__Data shown__
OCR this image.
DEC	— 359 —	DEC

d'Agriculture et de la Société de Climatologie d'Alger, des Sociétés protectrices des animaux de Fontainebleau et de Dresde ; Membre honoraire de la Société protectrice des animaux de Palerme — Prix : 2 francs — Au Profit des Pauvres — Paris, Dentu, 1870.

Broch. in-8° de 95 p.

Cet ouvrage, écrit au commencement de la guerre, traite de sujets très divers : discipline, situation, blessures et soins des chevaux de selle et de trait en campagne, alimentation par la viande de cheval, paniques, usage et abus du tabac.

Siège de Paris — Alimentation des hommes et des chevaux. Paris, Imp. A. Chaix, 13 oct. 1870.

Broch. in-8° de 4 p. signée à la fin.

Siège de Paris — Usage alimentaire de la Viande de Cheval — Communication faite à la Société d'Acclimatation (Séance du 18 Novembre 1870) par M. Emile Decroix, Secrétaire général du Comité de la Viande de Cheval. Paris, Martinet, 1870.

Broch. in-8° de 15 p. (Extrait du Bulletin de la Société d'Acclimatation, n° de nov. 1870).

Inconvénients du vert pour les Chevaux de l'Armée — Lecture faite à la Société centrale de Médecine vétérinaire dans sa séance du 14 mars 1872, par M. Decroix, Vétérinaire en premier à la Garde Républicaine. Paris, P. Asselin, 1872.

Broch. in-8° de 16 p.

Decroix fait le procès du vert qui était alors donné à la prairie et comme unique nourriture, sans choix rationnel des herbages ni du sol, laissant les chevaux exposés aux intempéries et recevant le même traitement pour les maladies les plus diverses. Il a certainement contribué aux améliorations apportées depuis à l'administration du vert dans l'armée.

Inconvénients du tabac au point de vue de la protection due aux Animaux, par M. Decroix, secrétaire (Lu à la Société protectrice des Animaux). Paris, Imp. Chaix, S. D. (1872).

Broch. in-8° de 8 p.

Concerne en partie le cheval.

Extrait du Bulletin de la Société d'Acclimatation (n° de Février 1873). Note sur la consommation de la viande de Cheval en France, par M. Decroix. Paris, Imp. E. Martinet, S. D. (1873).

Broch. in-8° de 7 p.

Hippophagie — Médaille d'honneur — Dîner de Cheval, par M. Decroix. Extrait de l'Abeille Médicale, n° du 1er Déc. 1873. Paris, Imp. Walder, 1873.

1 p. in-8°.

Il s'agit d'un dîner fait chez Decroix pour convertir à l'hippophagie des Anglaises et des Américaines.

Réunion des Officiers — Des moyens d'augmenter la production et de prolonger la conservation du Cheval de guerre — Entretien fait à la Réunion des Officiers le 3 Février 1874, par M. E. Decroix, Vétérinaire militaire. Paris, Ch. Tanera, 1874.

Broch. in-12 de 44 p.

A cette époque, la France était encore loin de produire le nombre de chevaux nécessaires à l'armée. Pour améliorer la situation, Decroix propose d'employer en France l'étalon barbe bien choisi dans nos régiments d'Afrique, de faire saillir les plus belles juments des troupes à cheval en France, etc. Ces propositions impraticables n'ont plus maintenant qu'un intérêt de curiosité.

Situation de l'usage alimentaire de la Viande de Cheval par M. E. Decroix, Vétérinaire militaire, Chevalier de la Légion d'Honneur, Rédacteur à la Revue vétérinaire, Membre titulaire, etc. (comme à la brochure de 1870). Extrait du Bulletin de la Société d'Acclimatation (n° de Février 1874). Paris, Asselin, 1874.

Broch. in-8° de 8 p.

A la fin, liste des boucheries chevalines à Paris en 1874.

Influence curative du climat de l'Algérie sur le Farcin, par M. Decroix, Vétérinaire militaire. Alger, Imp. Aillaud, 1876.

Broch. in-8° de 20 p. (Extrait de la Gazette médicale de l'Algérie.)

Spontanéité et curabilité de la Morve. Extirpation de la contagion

__Task instructions__
All lines above containing the string "Membre" are to be collected.

__Finished answer__
d'Agriculture et de la Société de Climatologie d'Alger, des Sociétés protectrices des animaux de Fontainebleau et de Dresde ; Membre honoraire de la Société protectrice des animaux de Palerme — Prix : 2 francs — Au Profit des Pauvres — Paris, Dentu, 1870.
Situation de l'usage alimentaire de la Viande de Cheval par M. E. Decroix, Vétérinaire militaire, Chevalier de la Légion d'Honneur, Rédacteur à la Revue vétérinaire, Membre titulaire, etc. (comme à la brochure de 1870). Extrait du Bulletin de la Société d'Acclimatation (n° de Février 1874). Paris, Asselin, 1874.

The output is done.